Copy every line of the records below where the word "Current" occurs.

(Excerpts from a figure dataset)
----

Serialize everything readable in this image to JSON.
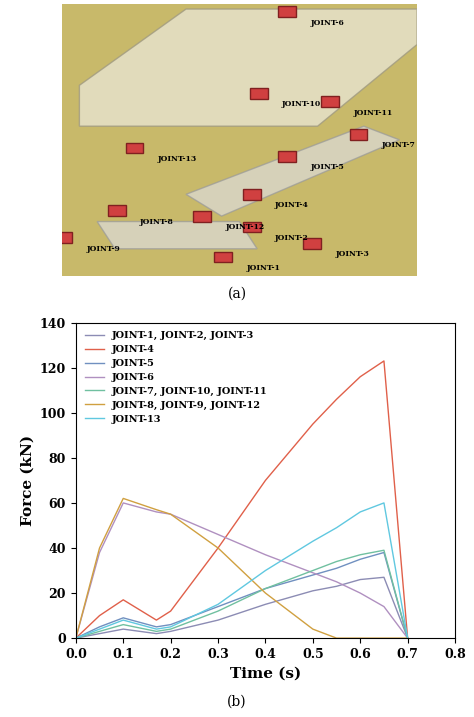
{
  "captions": [
    "(a)",
    "(b)"
  ],
  "diagram": {
    "labels": [
      "JOINT-6",
      "JOINT-10",
      "JOINT-11",
      "JOINT-7",
      "JOINT-5",
      "JOINT-13",
      "JOINT-4",
      "JOINT-12",
      "JOINT-8",
      "JOINT-9",
      "JOINT-2",
      "JOINT-3",
      "JOINT-1"
    ]
  },
  "chart_data": {
    "type": "line",
    "x_label": "Time (s)",
    "y_label": "Force (kN)",
    "x": [
      0.0,
      0.05,
      0.1,
      0.17,
      0.2,
      0.3,
      0.4,
      0.5,
      0.55,
      0.6,
      0.65,
      0.7
    ],
    "series": [
      {
        "name": "JOINT-1, JOINT-2, JOINT-3",
        "color": "#8c8cb4",
        "values": [
          0,
          2,
          4,
          2,
          3,
          8,
          15,
          21,
          23,
          26,
          27,
          0
        ]
      },
      {
        "name": "JOINT-4",
        "color": "#e0604a",
        "values": [
          0,
          10,
          17,
          8,
          12,
          40,
          70,
          95,
          106,
          116,
          123,
          0
        ]
      },
      {
        "name": "JOINT-5",
        "color": "#7090c0",
        "values": [
          0,
          5,
          9,
          5,
          6,
          14,
          22,
          28,
          31,
          35,
          38,
          0
        ]
      },
      {
        "name": "JOINT-6",
        "color": "#b090c0",
        "values": [
          0,
          38,
          60,
          56,
          55,
          46,
          37,
          29,
          25,
          20,
          14,
          0
        ]
      },
      {
        "name": "JOINT-7, JOINT-10, JOINT-11",
        "color": "#70c0a0",
        "values": [
          0,
          3,
          6,
          3,
          4,
          12,
          22,
          30,
          34,
          37,
          39,
          0
        ]
      },
      {
        "name": "JOINT-8, JOINT-9, JOINT-12",
        "color": "#d0a040",
        "values": [
          0,
          40,
          62,
          57,
          55,
          40,
          20,
          4,
          0,
          0,
          0,
          0
        ]
      },
      {
        "name": "JOINT-13",
        "color": "#60c8e0",
        "values": [
          0,
          4,
          8,
          4,
          5,
          15,
          30,
          43,
          49,
          56,
          60,
          0
        ]
      }
    ],
    "xlim": [
      0.0,
      0.8
    ],
    "xticks": [
      0.0,
      0.1,
      0.2,
      0.3,
      0.4,
      0.5,
      0.6,
      0.7,
      0.8
    ],
    "ylim": [
      0,
      140
    ],
    "yticks": [
      0,
      20,
      40,
      60,
      80,
      100,
      120,
      140
    ],
    "legend": "upper left",
    "grid": false
  }
}
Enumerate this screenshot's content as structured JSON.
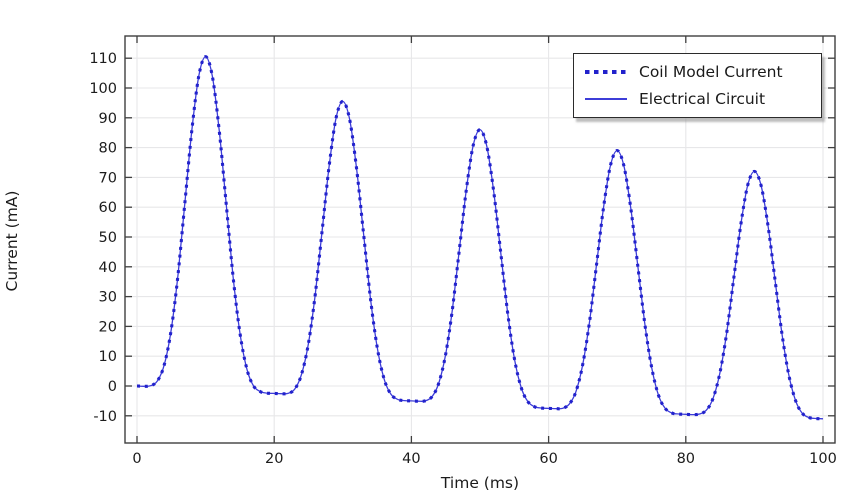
{
  "figure": {
    "background": "#ffffff",
    "axis_color": "#3f3f3f",
    "grid_color": "#e7e7e9",
    "tick_label_color": "#1c1c1c"
  },
  "chart_data": {
    "type": "line",
    "title": "",
    "xlabel": "Time (ms)",
    "ylabel": "Current (mA)",
    "xlim": [
      -1.75,
      101.75
    ],
    "ylim": [
      -19,
      117.4
    ],
    "x_ticks": [
      0,
      20,
      40,
      60,
      80,
      100
    ],
    "y_ticks": [
      110,
      100,
      90,
      80,
      70,
      60,
      50,
      40,
      30,
      20,
      10,
      0,
      -10
    ],
    "grid": true,
    "legend_position": "top-right",
    "x": [
      0,
      1,
      2,
      3,
      4,
      5,
      6,
      7,
      8,
      9,
      10,
      11,
      12,
      13,
      14,
      15,
      16,
      17,
      18,
      19,
      20,
      21,
      22,
      23,
      24,
      25,
      26,
      27,
      28,
      29,
      30,
      31,
      32,
      33,
      34,
      35,
      36,
      37,
      38,
      39,
      40,
      41,
      42,
      43,
      44,
      45,
      46,
      47,
      48,
      49,
      50,
      51,
      52,
      53,
      54,
      55,
      56,
      57,
      58,
      59,
      60,
      61,
      62,
      63,
      64,
      65,
      66,
      67,
      68,
      69,
      70,
      71,
      72,
      73,
      74,
      75,
      76,
      77,
      78,
      79,
      80,
      81,
      82,
      83,
      84,
      85,
      86,
      87,
      88,
      89,
      90,
      91,
      92,
      93,
      94,
      95,
      96,
      97,
      98,
      99,
      100
    ],
    "series": [
      {
        "name": "Coil Model Current",
        "style": "dotted",
        "color": "#2222cc",
        "values": [
          0,
          -0.1,
          0.1,
          1.8,
          7.3,
          19.1,
          37.9,
          61.9,
          86.0,
          103.9,
          110.5,
          103.7,
          85.5,
          61.1,
          36.9,
          17.9,
          5.8,
          0.0,
          -1.9,
          -2.4,
          -2.5,
          -2.6,
          -2.5,
          -1.0,
          4.0,
          14.4,
          31.1,
          52.3,
          73.7,
          89.7,
          95.5,
          89.4,
          73.2,
          51.6,
          30.1,
          13.2,
          2.5,
          -2.7,
          -4.5,
          -4.9,
          -5.0,
          -5.1,
          -5.0,
          -3.6,
          1.0,
          10.7,
          26.2,
          45.9,
          65.8,
          80.6,
          86.0,
          80.3,
          65.3,
          45.2,
          25.2,
          9.4,
          -0.5,
          -5.3,
          -7.0,
          -7.4,
          -7.5,
          -7.6,
          -7.5,
          -6.1,
          -1.8,
          7.5,
          22.2,
          40.9,
          59.8,
          73.8,
          79.0,
          73.6,
          59.4,
          40.3,
          21.4,
          6.5,
          -3.0,
          -7.5,
          -9.1,
          -9.4,
          -9.5,
          -9.6,
          -9.4,
          -8.1,
          -4.0,
          4.7,
          18.5,
          36.2,
          53.9,
          67.1,
          72.0,
          67.0,
          53.6,
          35.7,
          17.9,
          3.9,
          -4.9,
          -9.2,
          -10.6,
          -10.9,
          -11.0
        ]
      },
      {
        "name": "Electrical Circuit",
        "style": "solid",
        "color": "#3d3dd8",
        "values": [
          0,
          -0.1,
          0.1,
          1.8,
          7.3,
          19.1,
          37.9,
          61.9,
          86.0,
          103.9,
          110.5,
          103.7,
          85.5,
          61.1,
          36.9,
          17.9,
          5.8,
          0.0,
          -1.9,
          -2.4,
          -2.5,
          -2.6,
          -2.5,
          -1.0,
          4.0,
          14.4,
          31.1,
          52.3,
          73.7,
          89.7,
          95.5,
          89.4,
          73.2,
          51.6,
          30.1,
          13.2,
          2.5,
          -2.7,
          -4.5,
          -4.9,
          -5.0,
          -5.1,
          -5.0,
          -3.6,
          1.0,
          10.7,
          26.2,
          45.9,
          65.8,
          80.6,
          86.0,
          80.3,
          65.3,
          45.2,
          25.2,
          9.4,
          -0.5,
          -5.3,
          -7.0,
          -7.4,
          -7.5,
          -7.6,
          -7.5,
          -6.1,
          -1.8,
          7.5,
          22.2,
          40.9,
          59.8,
          73.8,
          79.0,
          73.6,
          59.4,
          40.3,
          21.4,
          6.5,
          -3.0,
          -7.5,
          -9.1,
          -9.4,
          -9.5,
          -9.6,
          -9.4,
          -8.1,
          -4.0,
          4.7,
          18.5,
          36.2,
          53.9,
          67.1,
          72.0,
          67.0,
          53.6,
          35.7,
          17.9,
          3.9,
          -4.9,
          -9.2,
          -10.6,
          -10.9,
          -11.0
        ]
      }
    ]
  }
}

----

RESULT OF THE EXERCISE
    "ylabel": "Current (mA)",
        "name": "Coil Model Current",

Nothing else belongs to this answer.